* START Provided passage *

# Some of my lathe work



## misfire (Oct 27, 2008)

I spend about 8 months out of the year making duck, goose and turkey calls. The majority are spun from my Jet lathe and sent around the country. The rest of the time I spend actually pursuing the game and various other little things in the shop. Here are some of my duck calls
This one is some of the most amazing amboyna burl I have happened upon. Just enough sap wood and spalting to make it truly unique. The band is eucalyptus burl and the insert is striped ebony









Next is a yellowbox burl barrel, padauk band and kingwood insert









This is a cocobolo call, but all the white you see is actually elk antler










This last one is a maple burl barrel, mora insert and east india rosewood band


----------



## misfire (Oct 27, 2008)

here are a few of my friction style turkey calls
This is a eucalyptus burl pot









Next is an amboyna burl pot









These were a set of calls to commerate the armed forces of the greatest country on earth. The proceeds were donated to an organization that sends much needed supplies over seas to our troops that they normally would not receive


----------



## jpr28056 (Jan 23, 2010)

Very nice calls and nice hooded merganser. Are you doing the insides yourself or buying them? Plastic or metal reeds? Sorry for the questions but I just got the stuff to try (stress the try) and make a duck call.


----------



## misfire (Oct 27, 2008)

I dont mind questions, how else are you supposed to learn??. I make every bit of the call. I buy brass tubing and cut it and make my own bands, also buy sheets of .010 mylar to make my own reeds. The only thing I buy already made is guts for my goose calls. 
Please feel free to PM or email me with any questions you may have. I started out using the kit from Hut, worst sounding duck call I ever heard. That was a few years ago, and I am still learning stuff


----------



## brown down (Mar 2, 2010)

i found that out also, with the duck calls and goose calls. did you buy a jig and go from there? i wanted to start going further with my calls and well i don't know if the jig is worth it. 200$ or around about. and if you use a jig or started from that any particular one you might have in mind? by the way the calls look absolutely phenomenal


----------



## thekctermite (Dec 23, 2007)

Good looking calls! 

Brown Down and JPR28056, Misfire's right when he says Hut duck calls are the worst sounding duck call you've ever heard! Most duck call kits are that way. Some guys opt to just buy pre-made inserts from Echo. Those sound perfect.

* END Provided passage *

Exercise tasks:
1 - In the forum thread about lathe-turned game calls, what does misfire buy in sheets to make his own reeds?
2 - Resume the game call thread from its last sentence and write the next few lines in the same forum voice.
The rows have nothing to do with this.

* START Record set *

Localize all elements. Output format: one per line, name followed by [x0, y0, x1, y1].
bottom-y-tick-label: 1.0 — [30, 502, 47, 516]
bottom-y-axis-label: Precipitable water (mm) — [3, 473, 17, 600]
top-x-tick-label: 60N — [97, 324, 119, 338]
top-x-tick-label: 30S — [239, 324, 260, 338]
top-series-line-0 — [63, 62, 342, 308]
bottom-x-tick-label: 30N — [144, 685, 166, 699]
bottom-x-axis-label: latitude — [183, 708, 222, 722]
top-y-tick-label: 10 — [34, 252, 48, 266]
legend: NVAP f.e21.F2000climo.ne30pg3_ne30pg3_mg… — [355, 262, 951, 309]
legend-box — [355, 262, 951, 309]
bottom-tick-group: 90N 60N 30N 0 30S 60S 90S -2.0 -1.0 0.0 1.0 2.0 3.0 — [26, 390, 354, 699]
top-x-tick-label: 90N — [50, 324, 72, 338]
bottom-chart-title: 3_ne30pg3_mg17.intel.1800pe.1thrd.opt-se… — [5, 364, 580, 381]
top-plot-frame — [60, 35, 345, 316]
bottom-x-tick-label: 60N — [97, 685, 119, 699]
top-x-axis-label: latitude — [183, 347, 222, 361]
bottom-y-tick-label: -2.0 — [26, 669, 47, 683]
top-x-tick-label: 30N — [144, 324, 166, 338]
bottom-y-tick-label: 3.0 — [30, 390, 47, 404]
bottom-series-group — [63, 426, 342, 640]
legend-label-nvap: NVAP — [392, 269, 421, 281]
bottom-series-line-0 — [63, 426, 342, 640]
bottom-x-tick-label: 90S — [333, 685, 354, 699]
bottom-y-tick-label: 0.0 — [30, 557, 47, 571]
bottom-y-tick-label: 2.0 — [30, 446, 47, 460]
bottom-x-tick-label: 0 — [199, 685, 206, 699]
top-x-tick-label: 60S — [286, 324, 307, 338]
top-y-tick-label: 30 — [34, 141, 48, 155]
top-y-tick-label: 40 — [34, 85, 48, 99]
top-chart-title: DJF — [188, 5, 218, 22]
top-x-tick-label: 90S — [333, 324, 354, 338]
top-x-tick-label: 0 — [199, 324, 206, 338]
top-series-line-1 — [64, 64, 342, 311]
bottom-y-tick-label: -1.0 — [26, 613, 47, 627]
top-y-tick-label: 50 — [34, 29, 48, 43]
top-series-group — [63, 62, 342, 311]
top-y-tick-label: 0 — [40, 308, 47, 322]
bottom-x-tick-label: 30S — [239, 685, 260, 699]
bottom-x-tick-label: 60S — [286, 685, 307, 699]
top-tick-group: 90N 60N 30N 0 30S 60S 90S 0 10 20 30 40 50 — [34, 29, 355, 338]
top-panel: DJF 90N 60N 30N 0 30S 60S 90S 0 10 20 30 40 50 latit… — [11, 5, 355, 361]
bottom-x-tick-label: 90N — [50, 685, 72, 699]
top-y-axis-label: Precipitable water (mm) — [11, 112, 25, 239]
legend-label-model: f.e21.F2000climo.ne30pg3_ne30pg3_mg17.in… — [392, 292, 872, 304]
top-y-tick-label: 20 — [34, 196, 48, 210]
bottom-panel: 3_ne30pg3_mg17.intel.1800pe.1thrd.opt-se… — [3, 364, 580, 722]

* END Record set *

Exercise answers:
1 - He buys sheets of .010 mylar.

2 -
You can get started pretty well by purchasing a "public" jig to make duck call toneboards. Most are in the $100-$150 range. Without a jig you'll never get repeatability in your inserts and you'll end up frustrated. Wade at Webfoot Custom Calls makes great jigs and also sells parts and pieces. He also sells a flat jig that gives you the cork notch and allows you to file your toneboards until you get the sound you want. When you get there, a custom jig can be made to your design for $300. Everything matters with duck calls. Reed material/width/length/angle, cork, tone channel diameter and depth on the toneboard, toneboard profile, exhaust diameter, etc.....A jig won't immediately give you good duck calls. It is a starting point.


----------



## misfire (Oct 27, 2008)

You can also find a public jig on eBay occasionally offered by rivermallard. Great starting points like kc mentioned. But if you plan on getting more in depth with your call making ability, a jig is a MUST!!!!!


----------



## thekctermite (Dec 23, 2007)

You can also get RiverMallard's public jig directly from him. He has a website.


----------



## jpr28056 (Jan 23, 2010)

thekctermite said:


> Good looking calls!
> 
> Brown Down and JPR28056, Misfire's right when he says Hut duck calls are the worst sounding duck call you've ever heard! Most duck call kits are that way. Some guys opt to just buy pre-made inserts from Echo. Those sound perfect.
> 
> You can get started pretty well by purchasing a "public" jig to make duck call toneboards. Most are in the $100-$150 range. Without a jig you'll never get repeatability in your inserts and you'll end up frustrated. Wade at Webfoot Custom Calls makes great jigs and also sells parts and pieces. He also sells a flat jig that gives you the cork notch and allows you to file your toneboards until you get the sound you want. When you get there, a custom jig can be made to your design for $300. Everything matters with duck calls. Reed material/width/length/angle, cork, tone channel diameter and depth on the toneboard, toneboard profile, exhaust diameter, etc.....A jig won't immediately give you good duck calls. It is a starting point.


The worst sounding duck call was any call that I was blowing unless it was my old Yentzen. That was the only call I was ever able to blow effectively.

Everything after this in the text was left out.